# WHAT IS BEING ASKED
Read the records below and copy each line that contains "ylabel".

# DATA FOR PROCESSING
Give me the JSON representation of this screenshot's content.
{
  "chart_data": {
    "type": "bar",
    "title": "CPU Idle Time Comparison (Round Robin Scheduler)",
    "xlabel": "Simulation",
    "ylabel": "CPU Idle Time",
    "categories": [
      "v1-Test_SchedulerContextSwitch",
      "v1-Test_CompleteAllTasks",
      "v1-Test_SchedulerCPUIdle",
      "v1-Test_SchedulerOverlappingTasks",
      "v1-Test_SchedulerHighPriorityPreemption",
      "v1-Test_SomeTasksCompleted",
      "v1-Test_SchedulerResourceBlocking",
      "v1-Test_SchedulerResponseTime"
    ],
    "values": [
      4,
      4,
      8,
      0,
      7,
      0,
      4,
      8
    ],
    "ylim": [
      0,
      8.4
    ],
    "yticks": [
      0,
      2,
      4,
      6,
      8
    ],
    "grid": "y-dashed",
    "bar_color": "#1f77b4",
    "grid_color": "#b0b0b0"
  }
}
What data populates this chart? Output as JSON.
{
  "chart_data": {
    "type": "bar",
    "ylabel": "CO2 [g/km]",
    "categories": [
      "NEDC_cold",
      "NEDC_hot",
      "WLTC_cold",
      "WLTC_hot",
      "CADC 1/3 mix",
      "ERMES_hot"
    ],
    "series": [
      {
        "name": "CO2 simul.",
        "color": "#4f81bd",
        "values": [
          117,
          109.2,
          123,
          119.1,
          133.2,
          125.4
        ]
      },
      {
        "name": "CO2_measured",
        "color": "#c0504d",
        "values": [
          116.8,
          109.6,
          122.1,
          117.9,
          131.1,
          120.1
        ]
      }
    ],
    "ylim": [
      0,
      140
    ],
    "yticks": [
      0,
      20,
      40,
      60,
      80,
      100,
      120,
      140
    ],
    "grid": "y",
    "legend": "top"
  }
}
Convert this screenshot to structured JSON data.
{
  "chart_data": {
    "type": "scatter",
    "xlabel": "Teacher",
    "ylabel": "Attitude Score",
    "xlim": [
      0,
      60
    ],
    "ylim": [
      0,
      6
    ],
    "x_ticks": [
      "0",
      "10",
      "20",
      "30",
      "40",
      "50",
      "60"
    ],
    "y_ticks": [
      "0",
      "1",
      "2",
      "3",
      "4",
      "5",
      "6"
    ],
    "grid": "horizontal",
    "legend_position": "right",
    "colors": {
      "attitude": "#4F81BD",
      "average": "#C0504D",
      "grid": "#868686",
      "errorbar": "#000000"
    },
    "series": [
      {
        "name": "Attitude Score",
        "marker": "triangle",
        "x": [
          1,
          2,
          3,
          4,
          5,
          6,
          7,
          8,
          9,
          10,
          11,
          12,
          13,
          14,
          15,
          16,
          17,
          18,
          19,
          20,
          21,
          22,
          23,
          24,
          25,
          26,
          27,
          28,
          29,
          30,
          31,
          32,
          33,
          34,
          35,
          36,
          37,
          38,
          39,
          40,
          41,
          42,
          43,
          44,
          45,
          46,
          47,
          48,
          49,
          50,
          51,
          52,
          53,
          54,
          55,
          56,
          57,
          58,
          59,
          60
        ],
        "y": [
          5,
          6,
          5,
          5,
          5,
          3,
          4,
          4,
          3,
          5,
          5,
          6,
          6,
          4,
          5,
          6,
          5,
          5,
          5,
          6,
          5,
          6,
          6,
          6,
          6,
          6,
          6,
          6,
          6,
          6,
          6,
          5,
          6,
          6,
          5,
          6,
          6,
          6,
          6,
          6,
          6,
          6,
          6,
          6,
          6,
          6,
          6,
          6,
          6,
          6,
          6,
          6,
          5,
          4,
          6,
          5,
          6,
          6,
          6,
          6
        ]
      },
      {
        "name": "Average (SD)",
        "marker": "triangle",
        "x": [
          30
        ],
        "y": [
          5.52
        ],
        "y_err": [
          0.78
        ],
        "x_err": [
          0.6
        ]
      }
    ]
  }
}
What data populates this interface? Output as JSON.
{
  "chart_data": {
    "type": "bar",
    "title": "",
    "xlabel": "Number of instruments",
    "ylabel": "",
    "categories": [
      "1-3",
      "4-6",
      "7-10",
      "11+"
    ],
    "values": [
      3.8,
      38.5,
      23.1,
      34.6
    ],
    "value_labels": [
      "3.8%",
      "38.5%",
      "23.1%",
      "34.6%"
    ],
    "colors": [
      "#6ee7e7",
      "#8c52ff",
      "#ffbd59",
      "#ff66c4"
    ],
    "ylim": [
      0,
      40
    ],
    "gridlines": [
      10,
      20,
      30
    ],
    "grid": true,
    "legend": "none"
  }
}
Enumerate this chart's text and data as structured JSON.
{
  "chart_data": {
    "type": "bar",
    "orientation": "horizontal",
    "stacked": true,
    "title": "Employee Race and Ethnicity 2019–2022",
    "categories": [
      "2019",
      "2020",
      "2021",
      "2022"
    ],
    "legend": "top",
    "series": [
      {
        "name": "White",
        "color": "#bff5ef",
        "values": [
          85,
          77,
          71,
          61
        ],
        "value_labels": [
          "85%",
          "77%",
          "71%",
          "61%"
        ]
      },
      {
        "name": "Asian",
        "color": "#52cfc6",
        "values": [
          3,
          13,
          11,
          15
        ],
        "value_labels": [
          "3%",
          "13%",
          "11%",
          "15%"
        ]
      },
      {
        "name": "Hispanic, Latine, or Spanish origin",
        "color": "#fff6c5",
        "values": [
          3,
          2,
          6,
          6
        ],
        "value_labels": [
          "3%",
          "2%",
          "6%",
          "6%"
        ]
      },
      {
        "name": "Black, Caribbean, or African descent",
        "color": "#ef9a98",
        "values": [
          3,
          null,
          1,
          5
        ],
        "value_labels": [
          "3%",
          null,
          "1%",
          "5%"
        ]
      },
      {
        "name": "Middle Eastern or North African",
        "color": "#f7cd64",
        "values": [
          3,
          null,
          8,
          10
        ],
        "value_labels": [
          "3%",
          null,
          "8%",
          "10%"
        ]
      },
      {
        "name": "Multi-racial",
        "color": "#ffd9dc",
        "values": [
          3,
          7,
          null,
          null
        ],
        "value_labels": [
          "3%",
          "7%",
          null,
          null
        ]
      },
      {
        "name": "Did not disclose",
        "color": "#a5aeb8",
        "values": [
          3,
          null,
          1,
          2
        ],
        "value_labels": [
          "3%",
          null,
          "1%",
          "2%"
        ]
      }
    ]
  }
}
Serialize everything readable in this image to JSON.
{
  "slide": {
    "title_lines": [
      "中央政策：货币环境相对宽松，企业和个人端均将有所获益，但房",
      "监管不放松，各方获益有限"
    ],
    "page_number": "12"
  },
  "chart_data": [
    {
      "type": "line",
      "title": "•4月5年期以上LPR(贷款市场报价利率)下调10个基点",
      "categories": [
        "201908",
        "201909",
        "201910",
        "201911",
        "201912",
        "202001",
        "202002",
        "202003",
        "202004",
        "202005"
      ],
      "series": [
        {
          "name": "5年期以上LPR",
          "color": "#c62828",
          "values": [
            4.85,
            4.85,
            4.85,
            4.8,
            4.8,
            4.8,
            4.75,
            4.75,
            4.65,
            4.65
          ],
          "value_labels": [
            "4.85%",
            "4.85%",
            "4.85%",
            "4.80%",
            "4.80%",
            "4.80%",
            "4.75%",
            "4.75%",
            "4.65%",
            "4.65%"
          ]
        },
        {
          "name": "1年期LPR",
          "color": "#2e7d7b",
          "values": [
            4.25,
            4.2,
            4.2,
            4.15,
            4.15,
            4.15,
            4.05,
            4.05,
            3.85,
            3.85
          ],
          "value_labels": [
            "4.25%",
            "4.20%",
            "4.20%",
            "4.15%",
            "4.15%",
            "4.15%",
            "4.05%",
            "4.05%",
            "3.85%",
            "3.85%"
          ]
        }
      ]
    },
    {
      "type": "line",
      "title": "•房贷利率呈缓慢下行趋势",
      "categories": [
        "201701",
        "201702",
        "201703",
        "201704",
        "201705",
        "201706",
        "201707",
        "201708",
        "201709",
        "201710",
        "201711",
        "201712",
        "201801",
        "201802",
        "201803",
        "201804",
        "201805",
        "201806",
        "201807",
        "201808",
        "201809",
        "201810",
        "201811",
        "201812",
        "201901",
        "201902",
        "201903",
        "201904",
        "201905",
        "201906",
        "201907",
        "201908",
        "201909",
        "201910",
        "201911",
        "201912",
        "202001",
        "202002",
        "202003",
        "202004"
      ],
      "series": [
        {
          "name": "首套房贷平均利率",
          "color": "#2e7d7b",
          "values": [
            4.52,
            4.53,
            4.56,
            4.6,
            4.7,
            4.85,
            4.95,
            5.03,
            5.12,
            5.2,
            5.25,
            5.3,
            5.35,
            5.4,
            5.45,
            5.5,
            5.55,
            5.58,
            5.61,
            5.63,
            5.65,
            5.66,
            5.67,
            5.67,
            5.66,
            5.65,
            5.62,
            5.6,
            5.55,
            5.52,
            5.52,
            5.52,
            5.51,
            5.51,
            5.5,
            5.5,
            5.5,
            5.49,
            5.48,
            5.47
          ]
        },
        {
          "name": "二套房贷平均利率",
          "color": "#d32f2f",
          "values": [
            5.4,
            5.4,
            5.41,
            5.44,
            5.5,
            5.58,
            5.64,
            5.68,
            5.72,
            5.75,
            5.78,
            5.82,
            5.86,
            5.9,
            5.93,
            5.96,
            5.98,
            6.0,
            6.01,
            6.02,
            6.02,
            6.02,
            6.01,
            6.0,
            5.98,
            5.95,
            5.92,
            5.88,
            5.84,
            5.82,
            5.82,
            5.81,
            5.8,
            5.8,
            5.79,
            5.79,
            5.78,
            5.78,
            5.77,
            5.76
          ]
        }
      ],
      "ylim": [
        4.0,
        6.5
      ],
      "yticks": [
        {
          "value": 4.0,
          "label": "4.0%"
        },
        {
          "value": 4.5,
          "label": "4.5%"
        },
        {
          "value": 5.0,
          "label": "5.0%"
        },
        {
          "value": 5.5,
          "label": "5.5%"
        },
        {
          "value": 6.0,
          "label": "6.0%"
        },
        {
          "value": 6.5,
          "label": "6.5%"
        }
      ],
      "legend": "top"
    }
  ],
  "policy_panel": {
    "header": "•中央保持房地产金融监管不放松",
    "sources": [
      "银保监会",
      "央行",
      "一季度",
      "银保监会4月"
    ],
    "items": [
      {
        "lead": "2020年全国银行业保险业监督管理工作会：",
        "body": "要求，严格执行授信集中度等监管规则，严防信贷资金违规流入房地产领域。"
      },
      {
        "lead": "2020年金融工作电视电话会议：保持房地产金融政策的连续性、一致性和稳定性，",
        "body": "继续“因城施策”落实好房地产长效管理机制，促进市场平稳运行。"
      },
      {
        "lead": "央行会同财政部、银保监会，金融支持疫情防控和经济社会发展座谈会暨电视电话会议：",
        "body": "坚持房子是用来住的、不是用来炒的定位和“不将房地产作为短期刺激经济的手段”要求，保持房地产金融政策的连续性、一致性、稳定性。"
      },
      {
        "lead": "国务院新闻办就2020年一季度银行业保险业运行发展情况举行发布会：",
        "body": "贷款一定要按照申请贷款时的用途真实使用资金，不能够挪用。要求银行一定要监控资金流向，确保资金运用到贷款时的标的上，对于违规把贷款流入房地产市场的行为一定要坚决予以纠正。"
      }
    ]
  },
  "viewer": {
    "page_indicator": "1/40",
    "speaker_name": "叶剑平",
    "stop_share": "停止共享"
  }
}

# COMPLETED EXERCISE
    "ylabel": "CPU Idle Time",
    "ylabel": "CO2 [g/km]",
    "ylabel": "Attitude Score",
    "ylabel": "",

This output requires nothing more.